Task material |
## start

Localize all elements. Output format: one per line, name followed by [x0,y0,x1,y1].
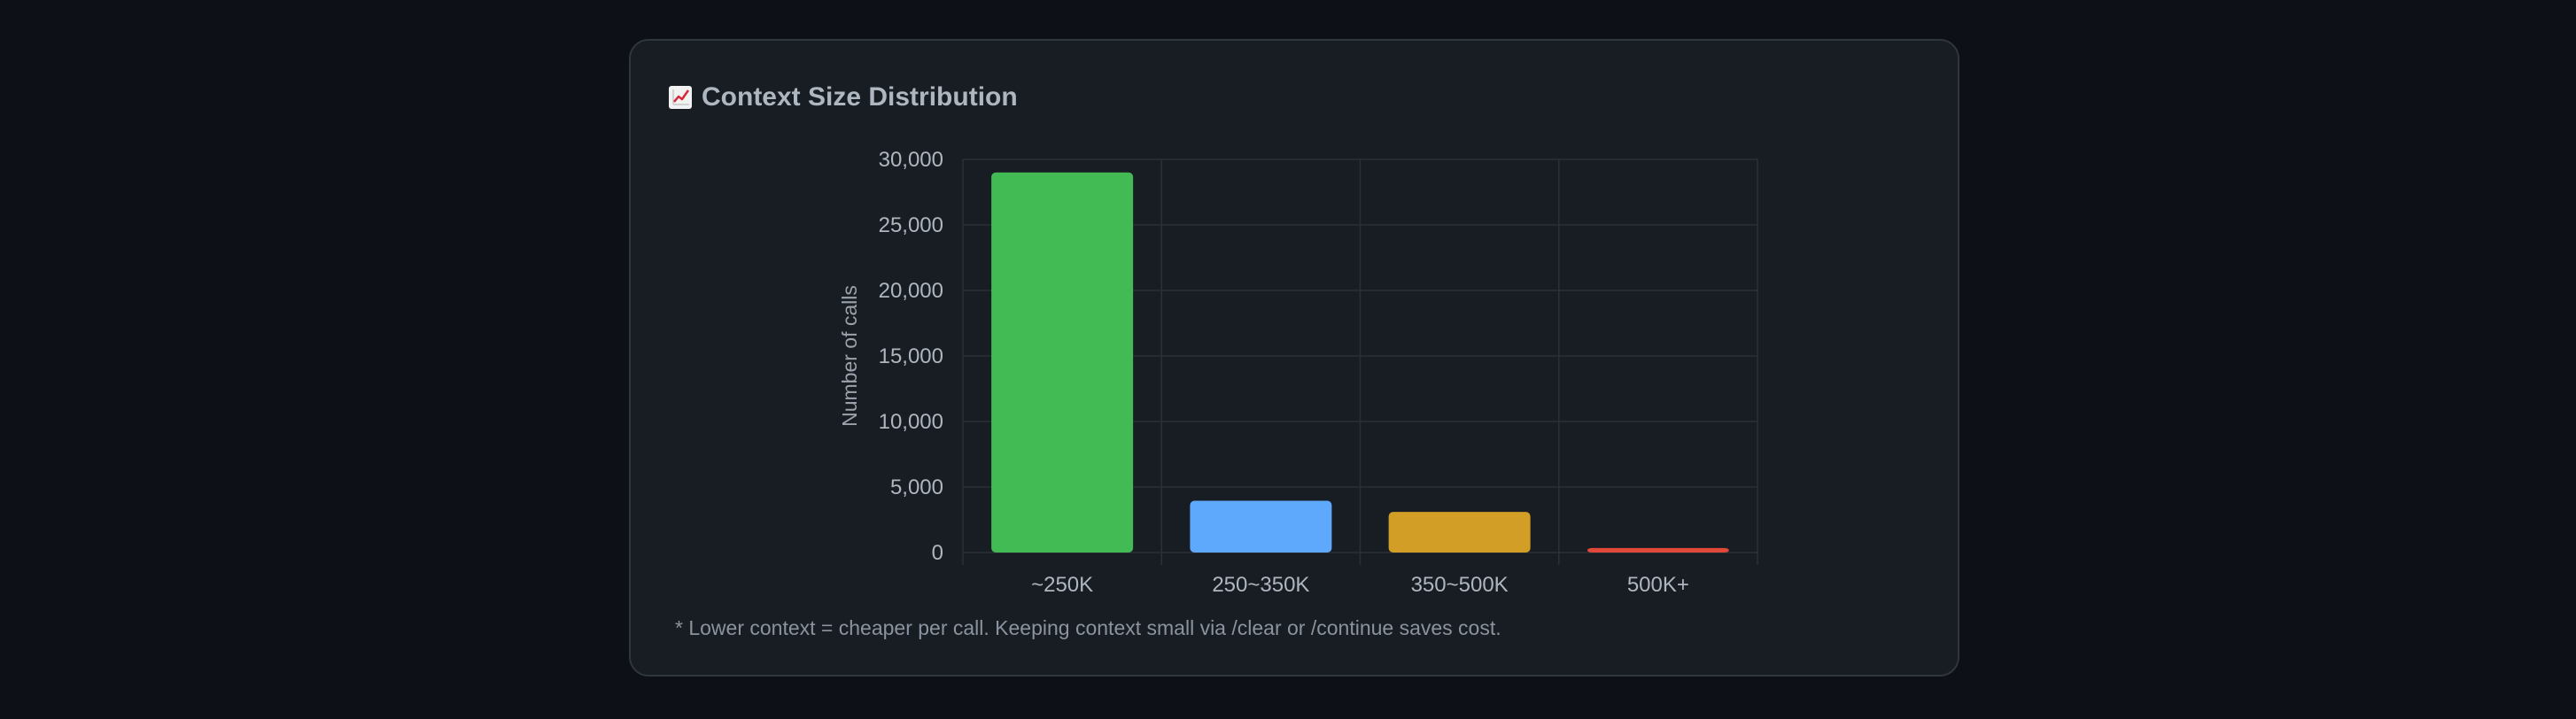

## end
## start

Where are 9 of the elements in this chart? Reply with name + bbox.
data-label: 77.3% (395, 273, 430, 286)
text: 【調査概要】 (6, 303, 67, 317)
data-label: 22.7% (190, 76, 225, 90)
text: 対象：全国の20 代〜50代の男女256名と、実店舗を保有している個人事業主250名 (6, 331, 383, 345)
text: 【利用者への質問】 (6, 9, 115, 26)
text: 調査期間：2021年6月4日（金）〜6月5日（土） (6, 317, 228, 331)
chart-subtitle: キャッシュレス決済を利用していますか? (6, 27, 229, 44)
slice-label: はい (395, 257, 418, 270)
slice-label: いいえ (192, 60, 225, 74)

## end

What is being asked |
Set down everything from the line containing "Where are 9" down to the line containing "text: 【利用者への質問】 (6, 9, 115, 26)" in the rows above, both included, exactly as those lines appear.

Finished task |
Where are 9 of the elements in this chart? Reply with name + bbox.
data-label: 77.3% (395, 273, 430, 286)
text: 【調査概要】 (6, 303, 67, 317)
data-label: 22.7% (190, 76, 225, 90)
text: 対象：全国の20 代〜50代の男女256名と、実店舗を保有している個人事業主250名 (6, 331, 383, 345)
text: 【利用者への質問】 (6, 9, 115, 26)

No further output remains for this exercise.